# Data shown
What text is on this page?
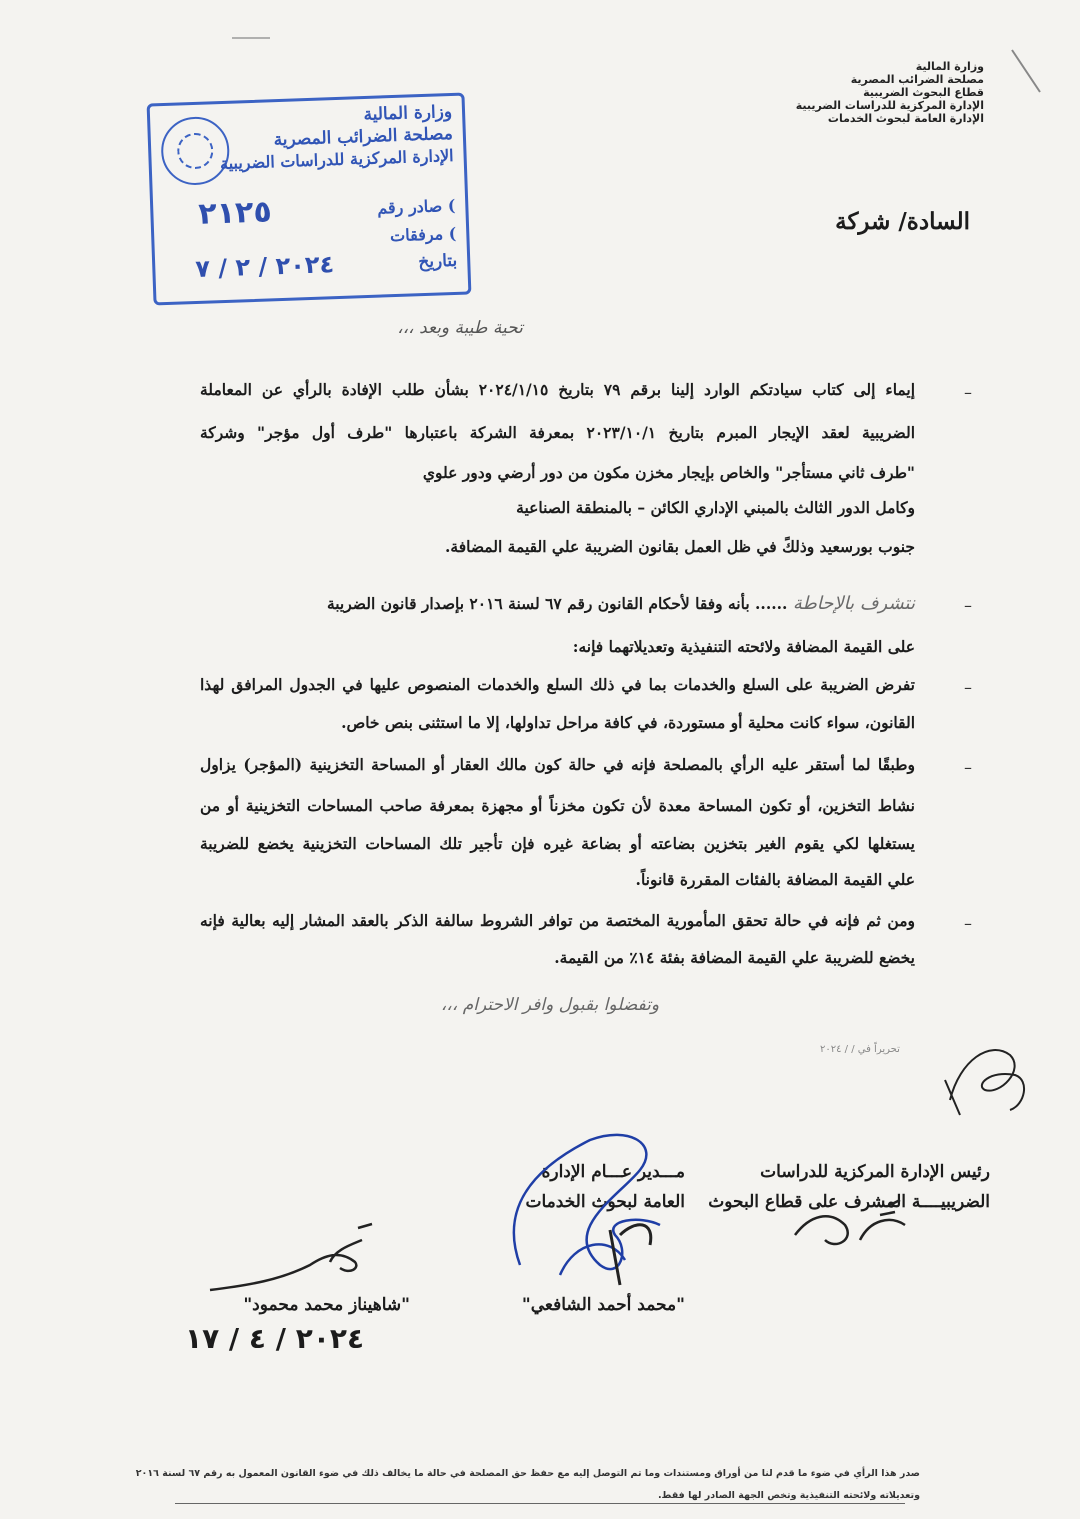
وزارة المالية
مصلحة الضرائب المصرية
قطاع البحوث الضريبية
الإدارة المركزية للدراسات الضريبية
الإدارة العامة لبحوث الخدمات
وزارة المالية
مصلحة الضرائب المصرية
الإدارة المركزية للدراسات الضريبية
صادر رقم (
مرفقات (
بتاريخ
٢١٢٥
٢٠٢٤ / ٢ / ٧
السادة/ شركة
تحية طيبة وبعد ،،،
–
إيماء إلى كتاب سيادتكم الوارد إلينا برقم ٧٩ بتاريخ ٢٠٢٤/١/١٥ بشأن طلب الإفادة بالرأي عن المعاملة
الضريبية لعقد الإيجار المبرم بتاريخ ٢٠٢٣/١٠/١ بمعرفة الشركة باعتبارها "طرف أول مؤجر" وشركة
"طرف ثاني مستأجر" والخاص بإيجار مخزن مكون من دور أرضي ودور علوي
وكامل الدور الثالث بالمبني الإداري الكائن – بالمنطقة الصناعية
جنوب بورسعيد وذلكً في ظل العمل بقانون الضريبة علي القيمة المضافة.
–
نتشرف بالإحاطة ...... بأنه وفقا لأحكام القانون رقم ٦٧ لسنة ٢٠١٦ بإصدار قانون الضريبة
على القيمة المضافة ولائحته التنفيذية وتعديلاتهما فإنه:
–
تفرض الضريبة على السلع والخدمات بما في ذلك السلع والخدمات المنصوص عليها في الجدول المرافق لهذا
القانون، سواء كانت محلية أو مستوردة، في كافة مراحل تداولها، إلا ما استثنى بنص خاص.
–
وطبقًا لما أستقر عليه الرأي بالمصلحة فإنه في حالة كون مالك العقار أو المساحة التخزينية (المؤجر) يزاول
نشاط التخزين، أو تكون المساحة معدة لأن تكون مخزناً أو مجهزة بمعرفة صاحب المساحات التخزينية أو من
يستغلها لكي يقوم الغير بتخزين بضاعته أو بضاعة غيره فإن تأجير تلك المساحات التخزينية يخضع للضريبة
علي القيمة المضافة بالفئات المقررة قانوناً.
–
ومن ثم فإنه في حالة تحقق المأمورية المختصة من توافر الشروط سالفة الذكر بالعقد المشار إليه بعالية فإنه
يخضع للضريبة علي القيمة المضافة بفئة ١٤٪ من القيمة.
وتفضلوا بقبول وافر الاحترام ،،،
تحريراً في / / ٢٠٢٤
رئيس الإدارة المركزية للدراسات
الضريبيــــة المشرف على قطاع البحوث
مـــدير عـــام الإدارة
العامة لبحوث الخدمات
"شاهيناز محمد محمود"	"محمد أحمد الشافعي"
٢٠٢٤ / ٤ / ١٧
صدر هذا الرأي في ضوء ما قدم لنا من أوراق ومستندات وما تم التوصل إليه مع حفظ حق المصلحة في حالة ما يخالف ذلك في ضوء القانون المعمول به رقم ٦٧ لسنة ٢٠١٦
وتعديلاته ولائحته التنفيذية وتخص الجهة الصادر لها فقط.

# Task brief
Transcribe the whole listing exactly. Pictures stay out of your copy.

# Answer to this problem
What text is on this page?
وزارة المالية
مصلحة الضرائب المصرية
قطاع البحوث الضريبية
الإدارة المركزية للدراسات الضريبية
الإدارة العامة لبحوث الخدمات
وزارة المالية
مصلحة الضرائب المصرية
الإدارة المركزية للدراسات الضريبية
صادر رقم (
مرفقات (
بتاريخ
٢١٢٥
٢٠٢٤ / ٢ / ٧
السادة/ شركة
تحية طيبة وبعد ،،،
–
إيماء إلى كتاب سيادتكم الوارد إلينا برقم ٧٩ بتاريخ ٢٠٢٤/١/١٥ بشأن طلب الإفادة بالرأي عن المعاملة
الضريبية لعقد الإيجار المبرم بتاريخ ٢٠٢٣/١٠/١ بمعرفة الشركة باعتبارها "طرف أول مؤجر" وشركة
"طرف ثاني مستأجر" والخاص بإيجار مخزن مكون من دور أرضي ودور علوي
وكامل الدور الثالث بالمبني الإداري الكائن – بالمنطقة الصناعية
جنوب بورسعيد وذلكً في ظل العمل بقانون الضريبة علي القيمة المضافة.
–
نتشرف بالإحاطة ...... بأنه وفقا لأحكام القانون رقم ٦٧ لسنة ٢٠١٦ بإصدار قانون الضريبة
على القيمة المضافة ولائحته التنفيذية وتعديلاتهما فإنه:
–
تفرض الضريبة على السلع والخدمات بما في ذلك السلع والخدمات المنصوص عليها في الجدول المرافق لهذا
القانون، سواء كانت محلية أو مستوردة، في كافة مراحل تداولها، إلا ما استثنى بنص خاص.
–
وطبقًا لما أستقر عليه الرأي بالمصلحة فإنه في حالة كون مالك العقار أو المساحة التخزينية (المؤجر) يزاول
نشاط التخزين، أو تكون المساحة معدة لأن تكون مخزناً أو مجهزة بمعرفة صاحب المساحات التخزينية أو من
يستغلها لكي يقوم الغير بتخزين بضاعته أو بضاعة غيره فإن تأجير تلك المساحات التخزينية يخضع للضريبة
علي القيمة المضافة بالفئات المقررة قانوناً.
–
ومن ثم فإنه في حالة تحقق المأمورية المختصة من توافر الشروط سالفة الذكر بالعقد المشار إليه بعالية فإنه
يخضع للضريبة علي القيمة المضافة بفئة ١٤٪ من القيمة.
وتفضلوا بقبول وافر الاحترام ،،،
تحريراً في / / ٢٠٢٤
رئيس الإدارة المركزية للدراسات
الضريبيــــة المشرف على قطاع البحوث
مـــدير عـــام الإدارة
العامة لبحوث الخدمات
"شاهيناز محمد محمود"	"محمد أحمد الشافعي"
٢٠٢٤ / ٤ / ١٧
صدر هذا الرأي في ضوء ما قدم لنا من أوراق ومستندات وما تم التوصل إليه مع حفظ حق المصلحة في حالة ما يخالف ذلك في ضوء القانون المعمول به رقم ٦٧ لسنة ٢٠١٦
وتعديلاته ولائحته التنفيذية وتخص الجهة الصادر لها فقط.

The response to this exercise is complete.